** TASK **
What follows is a set of records, each of which is to be written out exactly.

───── EXERCISE MATERIALS ─────

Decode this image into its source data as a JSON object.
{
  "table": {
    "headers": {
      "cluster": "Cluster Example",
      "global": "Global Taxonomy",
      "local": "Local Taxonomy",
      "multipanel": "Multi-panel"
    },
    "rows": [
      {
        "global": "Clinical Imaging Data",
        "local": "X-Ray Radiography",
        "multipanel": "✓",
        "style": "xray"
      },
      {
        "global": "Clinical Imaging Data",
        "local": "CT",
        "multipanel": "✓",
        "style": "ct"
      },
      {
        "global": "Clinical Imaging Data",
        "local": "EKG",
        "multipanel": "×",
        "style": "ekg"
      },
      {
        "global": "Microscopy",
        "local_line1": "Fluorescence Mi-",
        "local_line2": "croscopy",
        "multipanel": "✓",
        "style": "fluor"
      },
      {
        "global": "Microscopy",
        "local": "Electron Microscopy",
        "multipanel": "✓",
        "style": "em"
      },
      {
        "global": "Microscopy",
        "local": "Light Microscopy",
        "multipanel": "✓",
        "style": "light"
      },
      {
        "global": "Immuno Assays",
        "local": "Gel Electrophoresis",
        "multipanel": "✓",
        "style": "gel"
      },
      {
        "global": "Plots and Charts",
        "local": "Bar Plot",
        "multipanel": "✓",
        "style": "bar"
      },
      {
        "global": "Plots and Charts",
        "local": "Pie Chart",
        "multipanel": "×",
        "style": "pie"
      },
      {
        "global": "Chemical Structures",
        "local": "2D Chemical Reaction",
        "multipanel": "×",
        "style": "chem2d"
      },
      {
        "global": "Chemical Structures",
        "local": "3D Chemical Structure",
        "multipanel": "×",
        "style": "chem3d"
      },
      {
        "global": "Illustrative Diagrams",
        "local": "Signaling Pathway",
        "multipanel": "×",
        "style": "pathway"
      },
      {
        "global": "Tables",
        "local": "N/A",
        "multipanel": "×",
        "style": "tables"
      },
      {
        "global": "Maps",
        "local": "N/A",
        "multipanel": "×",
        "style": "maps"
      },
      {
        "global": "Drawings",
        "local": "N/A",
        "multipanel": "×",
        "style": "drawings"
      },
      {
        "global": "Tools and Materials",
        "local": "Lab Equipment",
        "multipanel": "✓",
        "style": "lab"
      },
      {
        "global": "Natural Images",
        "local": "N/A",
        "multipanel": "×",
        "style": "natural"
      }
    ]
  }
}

─────

** RESPONSE FOR THIS EXERCISE **
Decode this image into its source data as a JSON object.
{
  "table": {
    "headers": {
      "cluster": "Cluster Example",
      "global": "Global Taxonomy",
      "local": "Local Taxonomy",
      "multipanel": "Multi-panel"
    },
    "rows": [
      {
        "global": "Clinical Imaging Data",
        "local": "X-Ray Radiography",
        "multipanel": "✓",
        "style": "xray"
      },
      {
        "global": "Clinical Imaging Data",
        "local": "CT",
        "multipanel": "✓",
        "style": "ct"
      },
      {
        "global": "Clinical Imaging Data",
        "local": "EKG",
        "multipanel": "×",
        "style": "ekg"
      },
      {
        "global": "Microscopy",
        "local_line1": "Fluorescence Mi-",
        "local_line2": "croscopy",
        "multipanel": "✓",
        "style": "fluor"
      },
      {
        "global": "Microscopy",
        "local": "Electron Microscopy",
        "multipanel": "✓",
        "style": "em"
      },
      {
        "global": "Microscopy",
        "local": "Light Microscopy",
        "multipanel": "✓",
        "style": "light"
      },
      {
        "global": "Immuno Assays",
        "local": "Gel Electrophoresis",
        "multipanel": "✓",
        "style": "gel"
      },
      {
        "global": "Plots and Charts",
        "local": "Bar Plot",
        "multipanel": "✓",
        "style": "bar"
      },
      {
        "global": "Plots and Charts",
        "local": "Pie Chart",
        "multipanel": "×",
        "style": "pie"
      },
      {
        "global": "Chemical Structures",
        "local": "2D Chemical Reaction",
        "multipanel": "×",
        "style": "chem2d"
      },
      {
        "global": "Chemical Structures",
        "local": "3D Chemical Structure",
        "multipanel": "×",
        "style": "chem3d"
      },
      {
        "global": "Illustrative Diagrams",
        "local": "Signaling Pathway",
        "multipanel": "×",
        "style": "pathway"
      },
      {
        "global": "Tables",
        "local": "N/A",
        "multipanel": "×",
        "style": "tables"
      },
      {
        "global": "Maps",
        "local": "N/A",
        "multipanel": "×",
        "style": "maps"
      },
      {
        "global": "Drawings",
        "local": "N/A",
        "multipanel": "×",
        "style": "drawings"
      },
      {
        "global": "Tools and Materials",
        "local": "Lab Equipment",
        "multipanel": "✓",
        "style": "lab"
      },
      {
        "global": "Natural Images",
        "local": "N/A",
        "multipanel": "×",
        "style": "natural"
      }
    ]
  }
}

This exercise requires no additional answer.